REQUIRED TASK:
All of the entries need to be written out again, exactly as they are.

RECORD SET:
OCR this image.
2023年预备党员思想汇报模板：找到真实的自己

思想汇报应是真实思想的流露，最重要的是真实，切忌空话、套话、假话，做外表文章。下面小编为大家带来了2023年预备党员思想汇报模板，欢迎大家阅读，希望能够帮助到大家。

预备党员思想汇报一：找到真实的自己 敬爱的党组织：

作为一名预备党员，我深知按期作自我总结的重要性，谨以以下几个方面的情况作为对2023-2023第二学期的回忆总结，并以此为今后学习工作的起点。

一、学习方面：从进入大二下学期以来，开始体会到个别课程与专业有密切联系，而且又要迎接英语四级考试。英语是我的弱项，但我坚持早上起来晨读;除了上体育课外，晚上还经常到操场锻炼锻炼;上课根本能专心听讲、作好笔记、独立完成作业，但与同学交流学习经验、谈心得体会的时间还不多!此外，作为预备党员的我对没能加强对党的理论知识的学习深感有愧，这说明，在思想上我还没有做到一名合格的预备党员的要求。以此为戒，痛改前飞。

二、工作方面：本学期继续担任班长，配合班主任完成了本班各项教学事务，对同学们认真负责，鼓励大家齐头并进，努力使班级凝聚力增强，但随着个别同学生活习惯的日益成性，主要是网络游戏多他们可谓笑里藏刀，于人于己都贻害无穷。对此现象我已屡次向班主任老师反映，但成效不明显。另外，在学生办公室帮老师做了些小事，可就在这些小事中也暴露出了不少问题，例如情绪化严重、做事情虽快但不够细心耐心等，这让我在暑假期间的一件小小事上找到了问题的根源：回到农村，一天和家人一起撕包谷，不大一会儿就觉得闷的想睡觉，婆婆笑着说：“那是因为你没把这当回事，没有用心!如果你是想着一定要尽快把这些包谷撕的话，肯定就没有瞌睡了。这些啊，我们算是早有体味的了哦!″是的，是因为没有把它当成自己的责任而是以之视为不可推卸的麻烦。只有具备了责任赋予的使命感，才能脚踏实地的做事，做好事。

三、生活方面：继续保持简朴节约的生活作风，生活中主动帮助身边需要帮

FULL SOLUTION:
OCR this image.
2023年预备党员思想汇报模板：找到真实的自己

思想汇报应是真实思想的流露，最重要的是真实，切忌空话、套话、假话，做外表文章。下面小编为大家带来了2023年预备党员思想汇报模板，欢迎大家阅读，希望能够帮助到大家。

预备党员思想汇报一：找到真实的自己 敬爱的党组织：

作为一名预备党员，我深知按期作自我总结的重要性，谨以以下几个方面的情况作为对2023-2023第二学期的回忆总结，并以此为今后学习工作的起点。

一、学习方面：从进入大二下学期以来，开始体会到个别课程与专业有密切联系，而且又要迎接英语四级考试。英语是我的弱项，但我坚持早上起来晨读;除了上体育课外，晚上还经常到操场锻炼锻炼;上课根本能专心听讲、作好笔记、独立完成作业，但与同学交流学习经验、谈心得体会的时间还不多!此外，作为预备党员的我对没能加强对党的理论知识的学习深感有愧，这说明，在思想上我还没有做到一名合格的预备党员的要求。以此为戒，痛改前飞。

二、工作方面：本学期继续担任班长，配合班主任完成了本班各项教学事务，对同学们认真负责，鼓励大家齐头并进，努力使班级凝聚力增强，但随着个别同学生活习惯的日益成性，主要是网络游戏多他们可谓笑里藏刀，于人于己都贻害无穷。对此现象我已屡次向班主任老师反映，但成效不明显。另外，在学生办公室帮老师做了些小事，可就在这些小事中也暴露出了不少问题，例如情绪化严重、做事情虽快但不够细心耐心等，这让我在暑假期间的一件小小事上找到了问题的根源：回到农村，一天和家人一起撕包谷，不大一会儿就觉得闷的想睡觉，婆婆笑着说：“那是因为你没把这当回事，没有用心!如果你是想着一定要尽快把这些包谷撕的话，肯定就没有瞌睡了。这些啊，我们算是早有体味的了哦!″是的，是因为没有把它当成自己的责任而是以之视为不可推卸的麻烦。只有具备了责任赋予的使命感，才能脚踏实地的做事，做好事。

三、生活方面：继续保持简朴节约的生活作风，生活中主动帮助身边需要帮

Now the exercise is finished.